* **What you need to do**: Print all entries precisely as they are written.
--------------------------------
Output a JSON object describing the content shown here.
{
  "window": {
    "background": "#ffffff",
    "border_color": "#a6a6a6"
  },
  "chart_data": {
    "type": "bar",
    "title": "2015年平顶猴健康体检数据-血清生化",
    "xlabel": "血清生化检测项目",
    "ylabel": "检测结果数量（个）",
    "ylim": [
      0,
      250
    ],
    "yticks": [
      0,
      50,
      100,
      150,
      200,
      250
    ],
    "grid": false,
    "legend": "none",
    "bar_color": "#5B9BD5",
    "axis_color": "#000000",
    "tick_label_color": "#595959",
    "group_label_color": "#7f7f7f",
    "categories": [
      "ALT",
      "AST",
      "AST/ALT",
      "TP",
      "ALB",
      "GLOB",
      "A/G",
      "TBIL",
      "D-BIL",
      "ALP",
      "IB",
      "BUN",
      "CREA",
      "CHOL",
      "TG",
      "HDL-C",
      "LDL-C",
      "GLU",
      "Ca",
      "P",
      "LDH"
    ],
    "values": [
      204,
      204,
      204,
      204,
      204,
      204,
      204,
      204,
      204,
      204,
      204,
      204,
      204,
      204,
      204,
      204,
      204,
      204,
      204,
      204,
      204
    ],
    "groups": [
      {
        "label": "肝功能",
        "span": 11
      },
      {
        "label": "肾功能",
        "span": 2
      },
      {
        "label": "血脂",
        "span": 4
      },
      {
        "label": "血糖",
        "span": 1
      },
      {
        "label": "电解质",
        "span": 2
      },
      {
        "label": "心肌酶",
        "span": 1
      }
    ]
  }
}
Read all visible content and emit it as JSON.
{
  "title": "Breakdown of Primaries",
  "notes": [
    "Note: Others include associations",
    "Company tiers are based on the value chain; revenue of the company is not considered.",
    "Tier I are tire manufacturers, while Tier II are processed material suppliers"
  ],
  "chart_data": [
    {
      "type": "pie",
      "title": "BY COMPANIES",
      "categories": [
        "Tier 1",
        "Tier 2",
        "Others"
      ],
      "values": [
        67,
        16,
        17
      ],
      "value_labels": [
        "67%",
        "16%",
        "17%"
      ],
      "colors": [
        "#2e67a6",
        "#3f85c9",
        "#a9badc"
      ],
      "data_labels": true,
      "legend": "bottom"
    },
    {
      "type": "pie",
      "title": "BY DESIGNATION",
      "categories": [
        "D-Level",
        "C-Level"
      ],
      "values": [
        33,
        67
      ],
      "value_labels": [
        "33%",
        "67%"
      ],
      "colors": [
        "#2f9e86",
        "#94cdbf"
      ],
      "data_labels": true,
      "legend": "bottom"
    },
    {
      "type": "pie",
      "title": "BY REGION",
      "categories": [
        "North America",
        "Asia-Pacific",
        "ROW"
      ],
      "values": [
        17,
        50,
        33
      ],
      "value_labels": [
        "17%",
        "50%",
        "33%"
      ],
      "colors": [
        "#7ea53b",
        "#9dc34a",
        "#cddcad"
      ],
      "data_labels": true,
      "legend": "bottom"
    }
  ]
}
--------------------------------
* **Task response**:
Output a JSON object describing the content shown here.
{
  "window": {
    "background": "#ffffff",
    "border_color": "#a6a6a6"
  },
  "chart_data": {
    "type": "bar",
    "title": "2015年平顶猴健康体检数据-血清生化",
    "xlabel": "血清生化检测项目",
    "ylabel": "检测结果数量（个）",
    "ylim": [
      0,
      250
    ],
    "yticks": [
      0,
      50,
      100,
      150,
      200,
      250
    ],
    "grid": false,
    "legend": "none",
    "bar_color": "#5B9BD5",
    "axis_color": "#000000",
    "tick_label_color": "#595959",
    "group_label_color": "#7f7f7f",
    "categories": [
      "ALT",
      "AST",
      "AST/ALT",
      "TP",
      "ALB",
      "GLOB",
      "A/G",
      "TBIL",
      "D-BIL",
      "ALP",
      "IB",
      "BUN",
      "CREA",
      "CHOL",
      "TG",
      "HDL-C",
      "LDL-C",
      "GLU",
      "Ca",
      "P",
      "LDH"
    ],
    "values": [
      204,
      204,
      204,
      204,
      204,
      204,
      204,
      204,
      204,
      204,
      204,
      204,
      204,
      204,
      204,
      204,
      204,
      204,
      204,
      204,
      204
    ],
    "groups": [
      {
        "label": "肝功能",
        "span": 11
      },
      {
        "label": "肾功能",
        "span": 2
      },
      {
        "label": "血脂",
        "span": 4
      },
      {
        "label": "血糖",
        "span": 1
      },
      {
        "label": "电解质",
        "span": 2
      },
      {
        "label": "心肌酶",
        "span": 1
      }
    ]
  }
}
Read all visible content and emit it as JSON.
{
  "title": "Breakdown of Primaries",
  "notes": [
    "Note: Others include associations",
    "Company tiers are based on the value chain; revenue of the company is not considered.",
    "Tier I are tire manufacturers, while Tier II are processed material suppliers"
  ],
  "chart_data": [
    {
      "type": "pie",
      "title": "BY COMPANIES",
      "categories": [
        "Tier 1",
        "Tier 2",
        "Others"
      ],
      "values": [
        67,
        16,
        17
      ],
      "value_labels": [
        "67%",
        "16%",
        "17%"
      ],
      "colors": [
        "#2e67a6",
        "#3f85c9",
        "#a9badc"
      ],
      "data_labels": true,
      "legend": "bottom"
    },
    {
      "type": "pie",
      "title": "BY DESIGNATION",
      "categories": [
        "D-Level",
        "C-Level"
      ],
      "values": [
        33,
        67
      ],
      "value_labels": [
        "33%",
        "67%"
      ],
      "colors": [
        "#2f9e86",
        "#94cdbf"
      ],
      "data_labels": true,
      "legend": "bottom"
    },
    {
      "type": "pie",
      "title": "BY REGION",
      "categories": [
        "North America",
        "Asia-Pacific",
        "ROW"
      ],
      "values": [
        17,
        50,
        33
      ],
      "value_labels": [
        "17%",
        "50%",
        "33%"
      ],
      "colors": [
        "#7ea53b",
        "#9dc34a",
        "#cddcad"
      ],
      "data_labels": true,
      "legend": "bottom"
    }
  ]
}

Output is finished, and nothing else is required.